-------- RECORDS FOR THIS EXERCISE --------

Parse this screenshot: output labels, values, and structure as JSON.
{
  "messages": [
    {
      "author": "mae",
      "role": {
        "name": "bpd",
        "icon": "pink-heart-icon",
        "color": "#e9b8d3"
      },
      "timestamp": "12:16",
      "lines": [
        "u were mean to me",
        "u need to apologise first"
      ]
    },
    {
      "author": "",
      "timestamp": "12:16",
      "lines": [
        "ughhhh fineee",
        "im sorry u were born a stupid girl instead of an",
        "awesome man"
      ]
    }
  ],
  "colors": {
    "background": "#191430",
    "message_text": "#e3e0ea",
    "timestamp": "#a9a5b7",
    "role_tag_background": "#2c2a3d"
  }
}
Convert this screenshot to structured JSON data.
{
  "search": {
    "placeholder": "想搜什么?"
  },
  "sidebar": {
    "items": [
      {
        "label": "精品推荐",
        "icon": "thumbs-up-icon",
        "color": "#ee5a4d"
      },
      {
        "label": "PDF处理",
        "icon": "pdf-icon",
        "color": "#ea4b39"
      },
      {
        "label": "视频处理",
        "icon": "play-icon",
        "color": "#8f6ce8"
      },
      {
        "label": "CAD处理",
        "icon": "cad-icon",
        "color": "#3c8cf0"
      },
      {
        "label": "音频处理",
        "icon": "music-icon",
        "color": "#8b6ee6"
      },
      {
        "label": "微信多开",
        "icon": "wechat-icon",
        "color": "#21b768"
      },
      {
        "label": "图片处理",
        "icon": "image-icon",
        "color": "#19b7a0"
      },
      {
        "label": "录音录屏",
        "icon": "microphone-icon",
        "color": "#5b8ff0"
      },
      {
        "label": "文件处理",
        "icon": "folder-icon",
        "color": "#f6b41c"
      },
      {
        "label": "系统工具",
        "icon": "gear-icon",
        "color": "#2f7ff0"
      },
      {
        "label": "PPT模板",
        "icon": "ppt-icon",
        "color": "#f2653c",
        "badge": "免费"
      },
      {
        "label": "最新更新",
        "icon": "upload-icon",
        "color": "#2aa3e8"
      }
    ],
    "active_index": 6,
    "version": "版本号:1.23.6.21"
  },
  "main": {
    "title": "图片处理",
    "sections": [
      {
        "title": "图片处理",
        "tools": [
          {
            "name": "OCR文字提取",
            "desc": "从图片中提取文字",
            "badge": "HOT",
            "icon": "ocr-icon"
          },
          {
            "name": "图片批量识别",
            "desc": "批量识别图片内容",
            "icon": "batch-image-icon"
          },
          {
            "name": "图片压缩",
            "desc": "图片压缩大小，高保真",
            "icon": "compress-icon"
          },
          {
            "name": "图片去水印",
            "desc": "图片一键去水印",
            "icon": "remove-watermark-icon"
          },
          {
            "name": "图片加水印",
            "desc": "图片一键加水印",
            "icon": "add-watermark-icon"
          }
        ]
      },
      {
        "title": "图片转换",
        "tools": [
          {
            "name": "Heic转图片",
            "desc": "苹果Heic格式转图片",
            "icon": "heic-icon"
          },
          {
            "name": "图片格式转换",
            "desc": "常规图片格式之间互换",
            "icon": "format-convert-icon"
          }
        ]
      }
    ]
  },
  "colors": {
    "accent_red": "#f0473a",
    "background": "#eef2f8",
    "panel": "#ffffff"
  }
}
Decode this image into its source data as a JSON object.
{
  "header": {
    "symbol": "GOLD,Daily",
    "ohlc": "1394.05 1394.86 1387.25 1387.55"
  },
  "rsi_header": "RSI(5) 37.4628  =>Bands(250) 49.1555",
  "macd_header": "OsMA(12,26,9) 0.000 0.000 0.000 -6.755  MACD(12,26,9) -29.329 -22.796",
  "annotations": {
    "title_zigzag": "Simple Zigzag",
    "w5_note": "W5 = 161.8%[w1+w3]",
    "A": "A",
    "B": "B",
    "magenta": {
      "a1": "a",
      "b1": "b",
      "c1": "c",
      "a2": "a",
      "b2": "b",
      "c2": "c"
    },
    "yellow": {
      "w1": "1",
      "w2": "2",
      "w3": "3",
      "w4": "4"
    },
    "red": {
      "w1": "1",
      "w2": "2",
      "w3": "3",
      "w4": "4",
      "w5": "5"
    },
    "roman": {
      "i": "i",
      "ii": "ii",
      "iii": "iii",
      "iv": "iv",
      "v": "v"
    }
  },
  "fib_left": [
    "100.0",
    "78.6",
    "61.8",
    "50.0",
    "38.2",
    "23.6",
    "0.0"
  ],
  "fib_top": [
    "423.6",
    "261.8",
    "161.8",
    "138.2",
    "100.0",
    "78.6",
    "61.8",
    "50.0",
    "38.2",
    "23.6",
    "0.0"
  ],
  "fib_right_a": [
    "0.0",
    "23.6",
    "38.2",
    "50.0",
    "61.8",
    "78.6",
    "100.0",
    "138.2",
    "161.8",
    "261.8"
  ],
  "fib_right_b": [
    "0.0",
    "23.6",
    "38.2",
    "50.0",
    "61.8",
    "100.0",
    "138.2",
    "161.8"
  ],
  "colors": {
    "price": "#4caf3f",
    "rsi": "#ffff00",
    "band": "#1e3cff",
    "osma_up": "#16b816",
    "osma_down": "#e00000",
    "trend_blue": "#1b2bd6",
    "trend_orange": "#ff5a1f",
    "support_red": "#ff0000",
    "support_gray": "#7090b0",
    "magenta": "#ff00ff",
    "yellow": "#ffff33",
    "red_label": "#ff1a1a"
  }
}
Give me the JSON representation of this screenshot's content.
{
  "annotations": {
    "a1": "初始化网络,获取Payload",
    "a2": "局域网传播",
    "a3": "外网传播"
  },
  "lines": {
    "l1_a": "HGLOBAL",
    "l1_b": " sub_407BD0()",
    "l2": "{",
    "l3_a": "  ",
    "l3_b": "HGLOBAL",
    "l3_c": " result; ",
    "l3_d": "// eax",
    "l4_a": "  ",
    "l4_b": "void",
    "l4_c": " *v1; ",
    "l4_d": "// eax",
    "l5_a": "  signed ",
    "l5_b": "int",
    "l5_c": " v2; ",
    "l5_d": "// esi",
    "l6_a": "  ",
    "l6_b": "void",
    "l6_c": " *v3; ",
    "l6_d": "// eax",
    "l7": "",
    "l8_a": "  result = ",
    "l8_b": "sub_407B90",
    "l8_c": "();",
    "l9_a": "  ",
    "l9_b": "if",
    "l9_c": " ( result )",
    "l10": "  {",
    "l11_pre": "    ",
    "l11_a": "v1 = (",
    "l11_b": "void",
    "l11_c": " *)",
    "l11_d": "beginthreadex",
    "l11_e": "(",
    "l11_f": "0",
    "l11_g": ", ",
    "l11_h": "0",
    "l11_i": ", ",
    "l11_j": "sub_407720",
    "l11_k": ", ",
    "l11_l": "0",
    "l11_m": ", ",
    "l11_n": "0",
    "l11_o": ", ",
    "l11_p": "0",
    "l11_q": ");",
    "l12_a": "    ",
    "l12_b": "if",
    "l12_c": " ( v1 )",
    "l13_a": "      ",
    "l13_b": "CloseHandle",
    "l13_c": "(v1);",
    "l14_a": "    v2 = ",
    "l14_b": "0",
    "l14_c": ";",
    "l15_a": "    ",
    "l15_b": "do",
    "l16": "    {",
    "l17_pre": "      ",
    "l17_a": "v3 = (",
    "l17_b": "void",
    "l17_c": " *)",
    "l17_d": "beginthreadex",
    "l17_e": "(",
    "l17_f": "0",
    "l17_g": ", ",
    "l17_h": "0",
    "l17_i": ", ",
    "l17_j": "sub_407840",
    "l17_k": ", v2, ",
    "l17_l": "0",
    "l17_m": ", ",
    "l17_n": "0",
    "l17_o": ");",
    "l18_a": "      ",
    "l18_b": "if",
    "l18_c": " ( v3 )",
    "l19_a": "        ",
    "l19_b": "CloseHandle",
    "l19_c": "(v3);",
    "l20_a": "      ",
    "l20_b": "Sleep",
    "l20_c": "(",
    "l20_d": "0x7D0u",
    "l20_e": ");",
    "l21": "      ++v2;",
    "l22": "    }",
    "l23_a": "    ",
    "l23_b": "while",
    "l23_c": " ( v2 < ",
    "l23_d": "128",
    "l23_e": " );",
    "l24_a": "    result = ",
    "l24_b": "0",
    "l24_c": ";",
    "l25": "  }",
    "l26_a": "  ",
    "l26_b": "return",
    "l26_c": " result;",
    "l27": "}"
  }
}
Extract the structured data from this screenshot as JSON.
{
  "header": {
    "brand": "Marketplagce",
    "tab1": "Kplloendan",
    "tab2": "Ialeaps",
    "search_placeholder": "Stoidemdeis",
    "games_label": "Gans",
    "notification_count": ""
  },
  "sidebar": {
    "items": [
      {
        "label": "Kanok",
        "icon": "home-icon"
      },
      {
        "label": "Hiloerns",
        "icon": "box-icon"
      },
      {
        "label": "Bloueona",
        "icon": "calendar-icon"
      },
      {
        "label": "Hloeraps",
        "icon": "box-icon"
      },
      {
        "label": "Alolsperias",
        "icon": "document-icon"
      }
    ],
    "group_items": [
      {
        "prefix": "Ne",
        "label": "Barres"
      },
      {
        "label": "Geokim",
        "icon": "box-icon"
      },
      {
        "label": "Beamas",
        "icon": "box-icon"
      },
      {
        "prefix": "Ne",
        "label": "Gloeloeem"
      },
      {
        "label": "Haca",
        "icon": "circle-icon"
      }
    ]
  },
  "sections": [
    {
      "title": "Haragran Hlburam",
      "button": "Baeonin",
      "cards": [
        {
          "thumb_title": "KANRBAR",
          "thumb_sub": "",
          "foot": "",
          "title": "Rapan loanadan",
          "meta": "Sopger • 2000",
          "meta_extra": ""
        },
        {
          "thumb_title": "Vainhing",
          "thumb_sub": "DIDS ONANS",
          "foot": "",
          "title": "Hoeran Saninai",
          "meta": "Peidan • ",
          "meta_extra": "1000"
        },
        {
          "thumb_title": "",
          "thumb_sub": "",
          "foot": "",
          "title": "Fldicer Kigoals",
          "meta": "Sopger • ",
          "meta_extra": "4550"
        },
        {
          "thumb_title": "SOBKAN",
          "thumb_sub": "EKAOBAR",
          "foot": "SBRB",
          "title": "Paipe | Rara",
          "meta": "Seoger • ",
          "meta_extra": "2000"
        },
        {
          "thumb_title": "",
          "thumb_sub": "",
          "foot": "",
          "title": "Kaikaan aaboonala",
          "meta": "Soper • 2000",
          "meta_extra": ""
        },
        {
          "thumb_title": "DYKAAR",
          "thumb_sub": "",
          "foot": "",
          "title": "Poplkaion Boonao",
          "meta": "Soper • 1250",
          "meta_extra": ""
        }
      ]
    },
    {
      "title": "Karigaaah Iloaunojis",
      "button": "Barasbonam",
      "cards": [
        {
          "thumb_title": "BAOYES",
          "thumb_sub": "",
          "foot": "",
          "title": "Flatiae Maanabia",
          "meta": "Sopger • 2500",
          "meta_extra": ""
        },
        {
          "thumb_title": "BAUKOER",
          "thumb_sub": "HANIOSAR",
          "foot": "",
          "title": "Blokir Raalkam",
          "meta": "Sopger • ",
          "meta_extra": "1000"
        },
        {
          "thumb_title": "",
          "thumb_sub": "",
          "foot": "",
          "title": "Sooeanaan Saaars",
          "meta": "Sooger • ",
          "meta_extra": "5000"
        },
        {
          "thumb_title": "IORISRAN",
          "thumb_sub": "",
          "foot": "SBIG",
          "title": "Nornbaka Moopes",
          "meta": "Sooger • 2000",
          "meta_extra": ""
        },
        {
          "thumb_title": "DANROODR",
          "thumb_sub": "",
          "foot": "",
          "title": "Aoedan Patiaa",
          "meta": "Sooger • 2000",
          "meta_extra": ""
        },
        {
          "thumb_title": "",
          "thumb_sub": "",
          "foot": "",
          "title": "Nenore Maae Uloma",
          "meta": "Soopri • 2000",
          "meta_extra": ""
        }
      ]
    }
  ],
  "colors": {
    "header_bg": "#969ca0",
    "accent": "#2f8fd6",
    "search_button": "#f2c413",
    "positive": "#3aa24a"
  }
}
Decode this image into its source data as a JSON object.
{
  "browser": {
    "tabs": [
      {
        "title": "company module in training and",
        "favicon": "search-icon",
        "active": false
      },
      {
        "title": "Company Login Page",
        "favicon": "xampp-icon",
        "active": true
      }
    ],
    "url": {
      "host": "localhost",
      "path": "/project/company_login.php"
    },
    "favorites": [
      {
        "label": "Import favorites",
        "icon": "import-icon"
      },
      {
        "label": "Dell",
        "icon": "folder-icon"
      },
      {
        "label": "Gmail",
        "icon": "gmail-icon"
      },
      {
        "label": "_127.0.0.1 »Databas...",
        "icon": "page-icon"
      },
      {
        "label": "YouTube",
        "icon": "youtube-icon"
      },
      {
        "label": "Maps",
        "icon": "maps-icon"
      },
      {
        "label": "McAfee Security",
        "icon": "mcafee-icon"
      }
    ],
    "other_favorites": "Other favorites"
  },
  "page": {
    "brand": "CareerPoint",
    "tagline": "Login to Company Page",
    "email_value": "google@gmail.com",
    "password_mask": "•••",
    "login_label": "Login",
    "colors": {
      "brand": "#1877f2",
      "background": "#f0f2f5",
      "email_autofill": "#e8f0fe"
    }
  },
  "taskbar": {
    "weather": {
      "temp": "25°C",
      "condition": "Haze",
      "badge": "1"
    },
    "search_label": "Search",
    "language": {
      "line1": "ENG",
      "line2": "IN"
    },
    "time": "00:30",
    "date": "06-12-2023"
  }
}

--------

= GIVEN INSTRUCTION =
Tally the lines above that contain the word "favorites", and reply with only the number.

= ANSWER TO THE TASK =
3